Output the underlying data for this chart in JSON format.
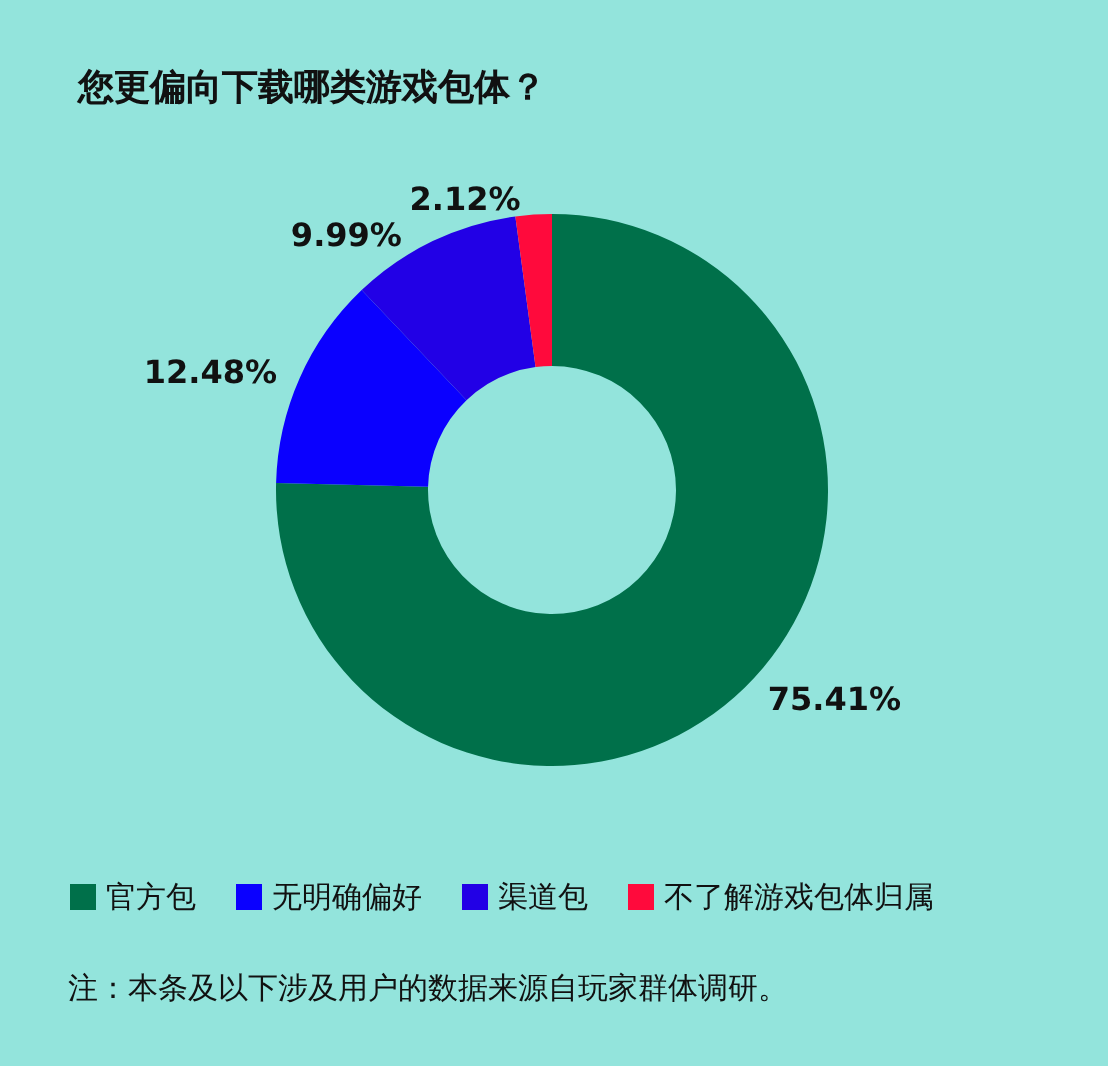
{
  "chart_data": {
    "type": "donut",
    "title": "您更偏向下载哪类游戏包体？",
    "categories": [
      "官方包",
      "无明确偏好",
      "渠道包",
      "不了解游戏包体归属"
    ],
    "values": [
      75.41,
      12.48,
      9.99,
      2.12
    ],
    "value_labels": [
      "75.41%",
      "12.48%",
      "9.99%",
      "2.12%"
    ],
    "colors": [
      "#00704a",
      "#0a00ff",
      "#2200e6",
      "#ff0a3c"
    ],
    "legend": "bottom",
    "annotations": [
      "注：本条及以下涉及用户的数据来源自玩家群体调研。"
    ]
  }
}
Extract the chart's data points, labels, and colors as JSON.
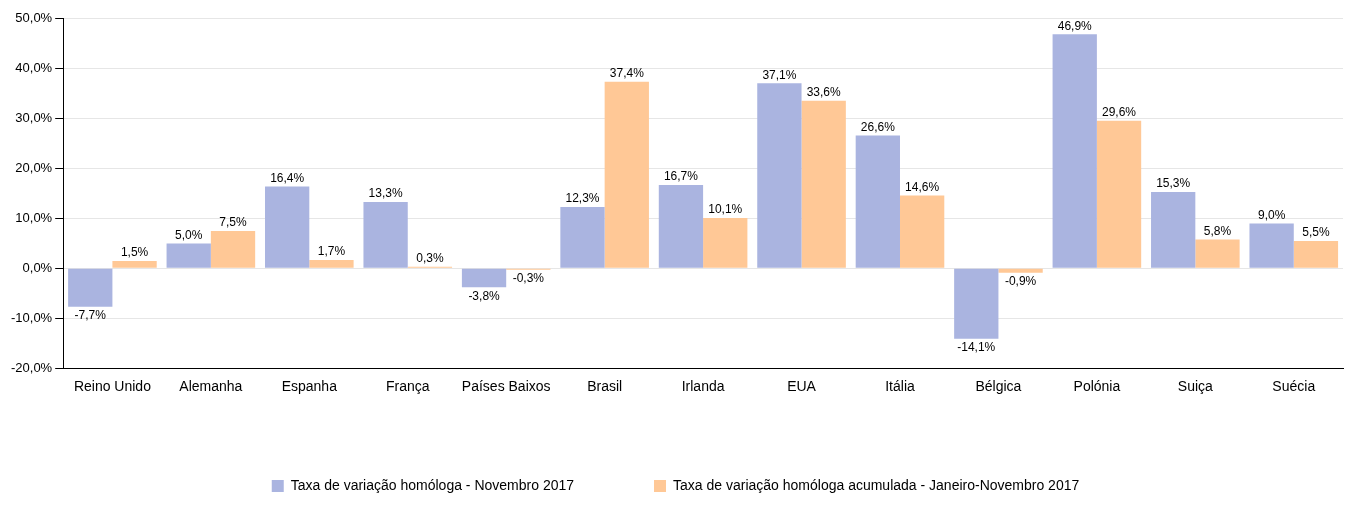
{
  "chart_data": {
    "type": "bar",
    "categories": [
      "Reino Unido",
      "Alemanha",
      "Espanha",
      "França",
      "Países Baixos",
      "Brasil",
      "Irlanda",
      "EUA",
      "Itália",
      "Bélgica",
      "Polónia",
      "Suiça",
      "Suécia"
    ],
    "series": [
      {
        "name": "Taxa de variação homóloga - Novembro 2017",
        "color": "#aab4e0",
        "values": [
          -7.7,
          5.0,
          16.4,
          13.3,
          -3.8,
          12.3,
          16.7,
          37.1,
          26.6,
          -14.1,
          46.9,
          15.3,
          9.0
        ],
        "value_labels": [
          "-7,7%",
          "5,0%",
          "16,4%",
          "13,3%",
          "-3,8%",
          "12,3%",
          "16,7%",
          "37,1%",
          "26,6%",
          "-14,1%",
          "46,9%",
          "15,3%",
          "9,0%"
        ]
      },
      {
        "name": "Taxa de variação homóloga acumulada - Janeiro-Novembro 2017",
        "color": "#ffc896",
        "values": [
          1.5,
          7.5,
          1.7,
          0.3,
          -0.3,
          37.4,
          10.1,
          33.6,
          14.6,
          -0.9,
          29.6,
          5.8,
          5.5
        ],
        "value_labels": [
          "1,5%",
          "7,5%",
          "1,7%",
          "0,3%",
          "-0,3%",
          "37,4%",
          "10,1%",
          "33,6%",
          "14,6%",
          "-0,9%",
          "29,6%",
          "5,8%",
          "5,5%"
        ]
      }
    ],
    "ylim": [
      -20,
      50
    ],
    "yticks": [
      {
        "value": -20,
        "label": "-20,0%"
      },
      {
        "value": -10,
        "label": "-10,0%"
      },
      {
        "value": 0,
        "label": "0,0%"
      },
      {
        "value": 10,
        "label": "10,0%"
      },
      {
        "value": 20,
        "label": "20,0%"
      },
      {
        "value": 30,
        "label": "30,0%"
      },
      {
        "value": 40,
        "label": "40,0%"
      },
      {
        "value": 50,
        "label": "50,0%"
      }
    ],
    "grid": "y",
    "legend": "bottom"
  }
}
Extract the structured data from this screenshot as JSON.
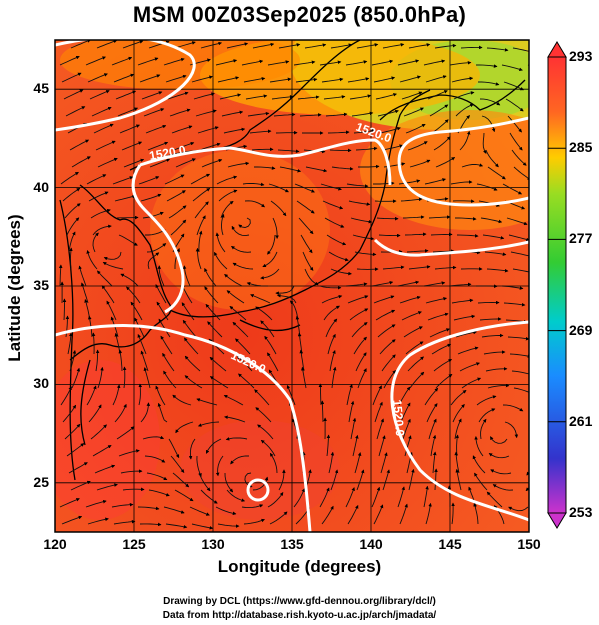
{
  "title": "MSM 00Z03Sep2025 (850.0hPa)",
  "x_axis": {
    "label": "Longitude (degrees)",
    "ticks": [
      "120",
      "125",
      "130",
      "135",
      "140",
      "145",
      "150"
    ],
    "range": [
      120,
      150
    ]
  },
  "y_axis": {
    "label": "Latitude  (degrees)",
    "ticks": [
      "25",
      "30",
      "35",
      "40",
      "45"
    ],
    "range": [
      22.5,
      47.5
    ]
  },
  "colorbar": {
    "ticks": [
      "293",
      "285",
      "277",
      "269",
      "261",
      "253"
    ],
    "min": 253,
    "max": 293
  },
  "contour_labels": [
    "1520.0",
    "1520.0",
    "1520.0",
    "1520.0"
  ],
  "credits": {
    "line1": "Drawing by DCL (https://www.gfd-dennou.org/library/dcl/)",
    "line2": "Data from http://database.rish.kyoto-u.ac.jp/arch/jmadata/"
  }
}
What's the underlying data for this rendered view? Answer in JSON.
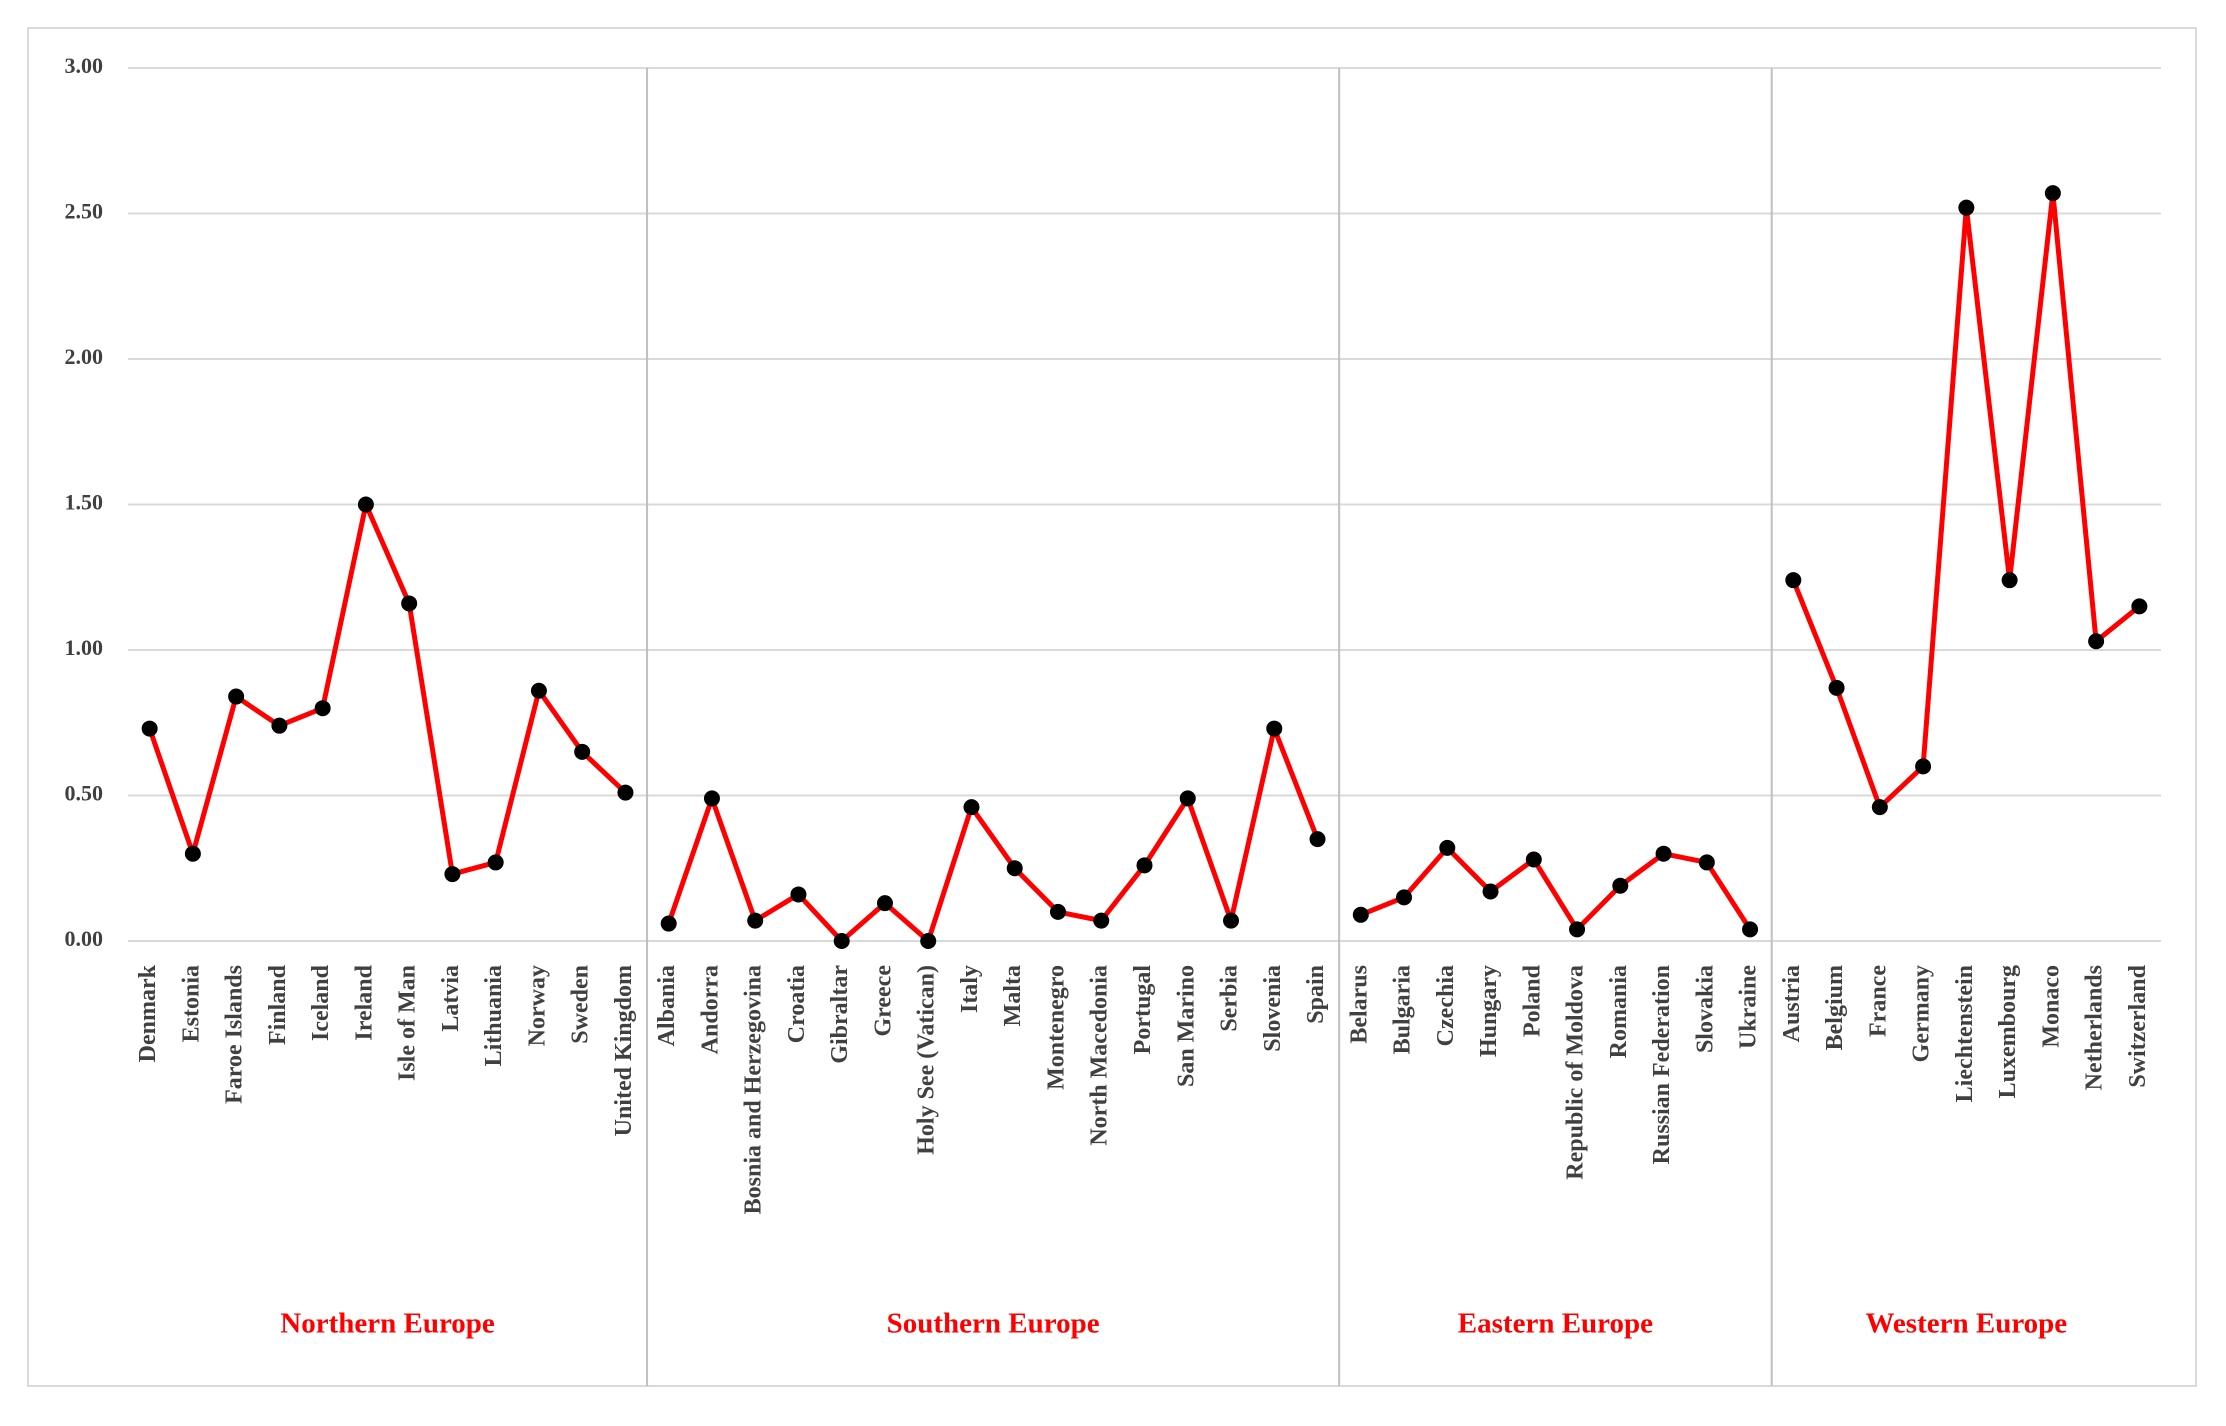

**Short task**
Skip every picture and transcribe the data above exactly.

**The answer**
Output the underlying data for this chart in JSON format.
{
  "chart_data": {
    "type": "donut",
    "title": "您更偏向下载哪类游戏包体？",
    "categories": [
      "官方包",
      "无明确偏好",
      "渠道包",
      "不了解游戏包体归属"
    ],
    "values": [
      75.41,
      12.48,
      9.99,
      2.12
    ],
    "value_labels": [
      "75.41%",
      "12.48%",
      "9.99%",
      "2.12%"
    ],
    "colors": [
      "#00704a",
      "#0a00ff",
      "#2200e6",
      "#ff0a3c"
    ],
    "legend": "bottom",
    "annotations": [
      "注：本条及以下涉及用户的数据来源自玩家群体调研。"
    ]
  }
}
Extract the chart's data points, labels, and colors as JSON.
{
  "chart_data": {
    "type": "bar",
    "categories": [
      "Reino Unido",
      "Alemanha",
      "Espanha",
      "França",
      "Países Baixos",
      "Brasil",
      "Irlanda",
      "EUA",
      "Itália",
      "Bélgica",
      "Polónia",
      "Suiça",
      "Suécia"
    ],
    "series": [
      {
        "name": "Taxa de variação homóloga - Novembro 2017",
        "color": "#aab4e0",
        "values": [
          -7.7,
          5.0,
          16.4,
          13.3,
          -3.8,
          12.3,
          16.7,
          37.1,
          26.6,
          -14.1,
          46.9,
          15.3,
          9.0
        ],
        "value_labels": [
          "-7,7%",
          "5,0%",
          "16,4%",
          "13,3%",
          "-3,8%",
          "12,3%",
          "16,7%",
          "37,1%",
          "26,6%",
          "-14,1%",
          "46,9%",
          "15,3%",
          "9,0%"
        ]
      },
      {
        "name": "Taxa de variação homóloga acumulada - Janeiro-Novembro 2017",
        "color": "#ffc896",
        "values": [
          1.5,
          7.5,
          1.7,
          0.3,
          -0.3,
          37.4,
          10.1,
          33.6,
          14.6,
          -0.9,
          29.6,
          5.8,
          5.5
        ],
        "value_labels": [
          "1,5%",
          "7,5%",
          "1,7%",
          "0,3%",
          "-0,3%",
          "37,4%",
          "10,1%",
          "33,6%",
          "14,6%",
          "-0,9%",
          "29,6%",
          "5,8%",
          "5,5%"
        ]
      }
    ],
    "ylim": [
      -20,
      50
    ],
    "yticks": [
      {
        "value": -20,
        "label": "-20,0%"
      },
      {
        "value": -10,
        "label": "-10,0%"
      },
      {
        "value": 0,
        "label": "0,0%"
      },
      {
        "value": 10,
        "label": "10,0%"
      },
      {
        "value": 20,
        "label": "20,0%"
      },
      {
        "value": 30,
        "label": "30,0%"
      },
      {
        "value": 40,
        "label": "40,0%"
      },
      {
        "value": 50,
        "label": "50,0%"
      }
    ],
    "grid": "y",
    "legend": "bottom"
  }
}
Extract the structured data from this screenshot as JSON.
{
  "title": "MSM 00Z03Sep2025 (850.0hPa)",
  "x_axis": {
    "label": "Longitude (degrees)",
    "ticks": [
      "120",
      "125",
      "130",
      "135",
      "140",
      "145",
      "150"
    ],
    "range": [
      120,
      150
    ]
  },
  "y_axis": {
    "label": "Latitude  (degrees)",
    "ticks": [
      "25",
      "30",
      "35",
      "40",
      "45"
    ],
    "range": [
      22.5,
      47.5
    ]
  },
  "colorbar": {
    "ticks": [
      "293",
      "285",
      "277",
      "269",
      "261",
      "253"
    ],
    "min": 253,
    "max": 293
  },
  "contour_labels": [
    "1520.0",
    "1520.0",
    "1520.0",
    "1520.0"
  ],
  "credits": {
    "line1": "Drawing by DCL (https://www.gfd-dennou.org/library/dcl/)",
    "line2": "Data from http://database.rish.kyoto-u.ac.jp/arch/jmadata/"
  }
}
What's the underlying data for this rendered view? Answer in JSON.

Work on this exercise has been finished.